▶ [Goal] Copy out the entries below precisely; nothing is to be omitted.

▶ [Records provided]
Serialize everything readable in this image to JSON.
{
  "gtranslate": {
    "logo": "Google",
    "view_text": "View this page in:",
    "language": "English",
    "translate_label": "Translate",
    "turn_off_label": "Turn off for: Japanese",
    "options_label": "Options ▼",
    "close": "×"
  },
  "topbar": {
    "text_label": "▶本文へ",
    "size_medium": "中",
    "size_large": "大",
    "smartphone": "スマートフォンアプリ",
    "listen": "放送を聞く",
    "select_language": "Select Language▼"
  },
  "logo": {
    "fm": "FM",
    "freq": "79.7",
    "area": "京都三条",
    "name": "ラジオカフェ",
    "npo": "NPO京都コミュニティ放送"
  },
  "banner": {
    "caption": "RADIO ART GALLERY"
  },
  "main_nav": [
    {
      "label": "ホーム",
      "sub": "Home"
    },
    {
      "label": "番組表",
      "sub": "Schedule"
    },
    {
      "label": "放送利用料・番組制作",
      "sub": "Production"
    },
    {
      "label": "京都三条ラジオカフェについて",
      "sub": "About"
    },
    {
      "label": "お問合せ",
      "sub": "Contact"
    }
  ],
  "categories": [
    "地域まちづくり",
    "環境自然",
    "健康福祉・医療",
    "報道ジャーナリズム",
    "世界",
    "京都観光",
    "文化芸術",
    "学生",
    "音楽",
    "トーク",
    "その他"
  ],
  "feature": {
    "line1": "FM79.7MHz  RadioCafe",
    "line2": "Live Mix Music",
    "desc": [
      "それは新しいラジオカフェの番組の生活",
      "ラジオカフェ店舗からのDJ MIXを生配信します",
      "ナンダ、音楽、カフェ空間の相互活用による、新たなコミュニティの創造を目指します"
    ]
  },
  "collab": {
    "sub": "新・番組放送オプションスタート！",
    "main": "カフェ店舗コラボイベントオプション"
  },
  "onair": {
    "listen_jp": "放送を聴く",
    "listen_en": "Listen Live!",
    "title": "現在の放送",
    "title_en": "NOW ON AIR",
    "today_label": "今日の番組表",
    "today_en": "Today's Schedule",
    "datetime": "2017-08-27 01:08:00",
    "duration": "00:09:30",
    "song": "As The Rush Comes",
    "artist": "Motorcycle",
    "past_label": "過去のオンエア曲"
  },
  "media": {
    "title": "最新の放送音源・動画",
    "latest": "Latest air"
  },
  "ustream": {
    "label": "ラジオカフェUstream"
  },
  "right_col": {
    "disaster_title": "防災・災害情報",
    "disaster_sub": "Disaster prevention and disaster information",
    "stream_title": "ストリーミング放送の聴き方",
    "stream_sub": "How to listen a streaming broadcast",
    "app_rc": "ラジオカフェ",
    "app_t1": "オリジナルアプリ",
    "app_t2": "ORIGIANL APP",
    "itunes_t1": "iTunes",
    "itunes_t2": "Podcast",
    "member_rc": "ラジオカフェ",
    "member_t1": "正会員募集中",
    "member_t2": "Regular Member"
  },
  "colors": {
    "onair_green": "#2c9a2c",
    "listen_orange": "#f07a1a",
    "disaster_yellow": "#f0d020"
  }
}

▶ [Answer in full]
Serialize everything readable in this image to JSON.
{
  "gtranslate": {
    "logo": "Google",
    "view_text": "View this page in:",
    "language": "English",
    "translate_label": "Translate",
    "turn_off_label": "Turn off for: Japanese",
    "options_label": "Options ▼",
    "close": "×"
  },
  "topbar": {
    "text_label": "▶本文へ",
    "size_medium": "中",
    "size_large": "大",
    "smartphone": "スマートフォンアプリ",
    "listen": "放送を聞く",
    "select_language": "Select Language▼"
  },
  "logo": {
    "fm": "FM",
    "freq": "79.7",
    "area": "京都三条",
    "name": "ラジオカフェ",
    "npo": "NPO京都コミュニティ放送"
  },
  "banner": {
    "caption": "RADIO ART GALLERY"
  },
  "main_nav": [
    {
      "label": "ホーム",
      "sub": "Home"
    },
    {
      "label": "番組表",
      "sub": "Schedule"
    },
    {
      "label": "放送利用料・番組制作",
      "sub": "Production"
    },
    {
      "label": "京都三条ラジオカフェについて",
      "sub": "About"
    },
    {
      "label": "お問合せ",
      "sub": "Contact"
    }
  ],
  "categories": [
    "地域まちづくり",
    "環境自然",
    "健康福祉・医療",
    "報道ジャーナリズム",
    "世界",
    "京都観光",
    "文化芸術",
    "学生",
    "音楽",
    "トーク",
    "その他"
  ],
  "feature": {
    "line1": "FM79.7MHz  RadioCafe",
    "line2": "Live Mix Music",
    "desc": [
      "それは新しいラジオカフェの番組の生活",
      "ラジオカフェ店舗からのDJ MIXを生配信します",
      "ナンダ、音楽、カフェ空間の相互活用による、新たなコミュニティの創造を目指します"
    ]
  },
  "collab": {
    "sub": "新・番組放送オプションスタート！",
    "main": "カフェ店舗コラボイベントオプション"
  },
  "onair": {
    "listen_jp": "放送を聴く",
    "listen_en": "Listen Live!",
    "title": "現在の放送",
    "title_en": "NOW ON AIR",
    "today_label": "今日の番組表",
    "today_en": "Today's Schedule",
    "datetime": "2017-08-27 01:08:00",
    "duration": "00:09:30",
    "song": "As The Rush Comes",
    "artist": "Motorcycle",
    "past_label": "過去のオンエア曲"
  },
  "media": {
    "title": "最新の放送音源・動画",
    "latest": "Latest air"
  },
  "ustream": {
    "label": "ラジオカフェUstream"
  },
  "right_col": {
    "disaster_title": "防災・災害情報",
    "disaster_sub": "Disaster prevention and disaster information",
    "stream_title": "ストリーミング放送の聴き方",
    "stream_sub": "How to listen a streaming broadcast",
    "app_rc": "ラジオカフェ",
    "app_t1": "オリジナルアプリ",
    "app_t2": "ORIGIANL APP",
    "itunes_t1": "iTunes",
    "itunes_t2": "Podcast",
    "member_rc": "ラジオカフェ",
    "member_t1": "正会員募集中",
    "member_t2": "Regular Member"
  },
  "colors": {
    "onair_green": "#2c9a2c",
    "listen_orange": "#f07a1a",
    "disaster_yellow": "#f0d020"
  }
}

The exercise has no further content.